Problem statement: What follows is a listing. Return every line of it exactly.

##### Dataset rows

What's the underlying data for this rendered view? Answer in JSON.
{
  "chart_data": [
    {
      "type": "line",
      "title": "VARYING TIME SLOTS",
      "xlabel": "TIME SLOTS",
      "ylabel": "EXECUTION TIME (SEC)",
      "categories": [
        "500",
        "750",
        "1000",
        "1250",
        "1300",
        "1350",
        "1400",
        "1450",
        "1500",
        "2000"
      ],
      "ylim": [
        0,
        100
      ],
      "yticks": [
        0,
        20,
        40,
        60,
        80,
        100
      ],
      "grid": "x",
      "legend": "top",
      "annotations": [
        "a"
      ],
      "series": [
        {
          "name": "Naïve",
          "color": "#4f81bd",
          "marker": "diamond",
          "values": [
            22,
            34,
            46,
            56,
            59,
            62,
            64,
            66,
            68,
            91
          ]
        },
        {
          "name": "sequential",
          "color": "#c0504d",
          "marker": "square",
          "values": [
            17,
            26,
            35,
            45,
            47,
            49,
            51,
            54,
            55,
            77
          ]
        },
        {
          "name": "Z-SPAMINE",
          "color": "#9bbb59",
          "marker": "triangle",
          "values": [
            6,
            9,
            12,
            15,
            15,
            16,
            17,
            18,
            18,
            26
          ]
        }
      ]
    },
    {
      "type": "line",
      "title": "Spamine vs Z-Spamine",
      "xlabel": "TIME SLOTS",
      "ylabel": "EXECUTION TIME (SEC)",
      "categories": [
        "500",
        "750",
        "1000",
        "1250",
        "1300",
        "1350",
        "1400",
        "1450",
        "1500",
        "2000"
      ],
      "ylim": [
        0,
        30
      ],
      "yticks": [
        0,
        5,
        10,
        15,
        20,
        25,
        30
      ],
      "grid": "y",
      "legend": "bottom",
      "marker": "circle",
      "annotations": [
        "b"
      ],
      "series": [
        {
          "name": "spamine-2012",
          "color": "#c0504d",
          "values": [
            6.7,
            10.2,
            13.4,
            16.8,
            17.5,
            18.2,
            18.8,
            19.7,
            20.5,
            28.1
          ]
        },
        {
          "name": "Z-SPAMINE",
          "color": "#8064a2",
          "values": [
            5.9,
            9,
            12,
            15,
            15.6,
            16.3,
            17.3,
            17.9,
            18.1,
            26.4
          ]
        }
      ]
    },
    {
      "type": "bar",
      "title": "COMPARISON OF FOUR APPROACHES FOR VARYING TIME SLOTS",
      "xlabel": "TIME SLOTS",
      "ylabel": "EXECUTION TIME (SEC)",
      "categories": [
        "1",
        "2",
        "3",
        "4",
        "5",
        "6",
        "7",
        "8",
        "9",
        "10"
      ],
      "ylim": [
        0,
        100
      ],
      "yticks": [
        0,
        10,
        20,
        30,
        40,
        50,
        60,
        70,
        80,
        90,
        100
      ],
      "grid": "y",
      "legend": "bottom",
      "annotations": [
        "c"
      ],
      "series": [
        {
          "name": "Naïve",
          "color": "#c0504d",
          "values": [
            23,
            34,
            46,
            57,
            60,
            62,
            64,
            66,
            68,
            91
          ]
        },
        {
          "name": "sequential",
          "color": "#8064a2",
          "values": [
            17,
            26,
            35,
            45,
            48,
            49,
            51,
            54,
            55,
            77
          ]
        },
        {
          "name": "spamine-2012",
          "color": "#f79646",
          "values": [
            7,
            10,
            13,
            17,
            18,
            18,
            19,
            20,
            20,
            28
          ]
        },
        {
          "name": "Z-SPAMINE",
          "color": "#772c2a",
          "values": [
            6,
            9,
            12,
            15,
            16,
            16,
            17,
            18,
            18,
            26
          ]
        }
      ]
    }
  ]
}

##########

Correct output:
What's the underlying data for this rendered view? Answer in JSON.
{
  "chart_data": [
    {
      "type": "line",
      "title": "VARYING TIME SLOTS",
      "xlabel": "TIME SLOTS",
      "ylabel": "EXECUTION TIME (SEC)",
      "categories": [
        "500",
        "750",
        "1000",
        "1250",
        "1300",
        "1350",
        "1400",
        "1450",
        "1500",
        "2000"
      ],
      "ylim": [
        0,
        100
      ],
      "yticks": [
        0,
        20,
        40,
        60,
        80,
        100
      ],
      "grid": "x",
      "legend": "top",
      "annotations": [
        "a"
      ],
      "series": [
        {
          "name": "Naïve",
          "color": "#4f81bd",
          "marker": "diamond",
          "values": [
            22,
            34,
            46,
            56,
            59,
            62,
            64,
            66,
            68,
            91
          ]
        },
        {
          "name": "sequential",
          "color": "#c0504d",
          "marker": "square",
          "values": [
            17,
            26,
            35,
            45,
            47,
            49,
            51,
            54,
            55,
            77
          ]
        },
        {
          "name": "Z-SPAMINE",
          "color": "#9bbb59",
          "marker": "triangle",
          "values": [
            6,
            9,
            12,
            15,
            15,
            16,
            17,
            18,
            18,
            26
          ]
        }
      ]
    },
    {
      "type": "line",
      "title": "Spamine vs Z-Spamine",
      "xlabel": "TIME SLOTS",
      "ylabel": "EXECUTION TIME (SEC)",
      "categories": [
        "500",
        "750",
        "1000",
        "1250",
        "1300",
        "1350",
        "1400",
        "1450",
        "1500",
        "2000"
      ],
      "ylim": [
        0,
        30
      ],
      "yticks": [
        0,
        5,
        10,
        15,
        20,
        25,
        30
      ],
      "grid": "y",
      "legend": "bottom",
      "marker": "circle",
      "annotations": [
        "b"
      ],
      "series": [
        {
          "name": "spamine-2012",
          "color": "#c0504d",
          "values": [
            6.7,
            10.2,
            13.4,
            16.8,
            17.5,
            18.2,
            18.8,
            19.7,
            20.5,
            28.1
          ]
        },
        {
          "name": "Z-SPAMINE",
          "color": "#8064a2",
          "values": [
            5.9,
            9,
            12,
            15,
            15.6,
            16.3,
            17.3,
            17.9,
            18.1,
            26.4
          ]
        }
      ]
    },
    {
      "type": "bar",
      "title": "COMPARISON OF FOUR APPROACHES FOR VARYING TIME SLOTS",
      "xlabel": "TIME SLOTS",
      "ylabel": "EXECUTION TIME (SEC)",
      "categories": [
        "1",
        "2",
        "3",
        "4",
        "5",
        "6",
        "7",
        "8",
        "9",
        "10"
      ],
      "ylim": [
        0,
        100
      ],
      "yticks": [
        0,
        10,
        20,
        30,
        40,
        50,
        60,
        70,
        80,
        90,
        100
      ],
      "grid": "y",
      "legend": "bottom",
      "annotations": [
        "c"
      ],
      "series": [
        {
          "name": "Naïve",
          "color": "#c0504d",
          "values": [
            23,
            34,
            46,
            57,
            60,
            62,
            64,
            66,
            68,
            91
          ]
        },
        {
          "name": "sequential",
          "color": "#8064a2",
          "values": [
            17,
            26,
            35,
            45,
            48,
            49,
            51,
            54,
            55,
            77
          ]
        },
        {
          "name": "spamine-2012",
          "color": "#f79646",
          "values": [
            7,
            10,
            13,
            17,
            18,
            18,
            19,
            20,
            20,
            28
          ]
        },
        {
          "name": "Z-SPAMINE",
          "color": "#772c2a",
          "values": [
            6,
            9,
            12,
            15,
            16,
            16,
            17,
            18,
            18,
            26
          ]
        }
      ]
    }
  ]
}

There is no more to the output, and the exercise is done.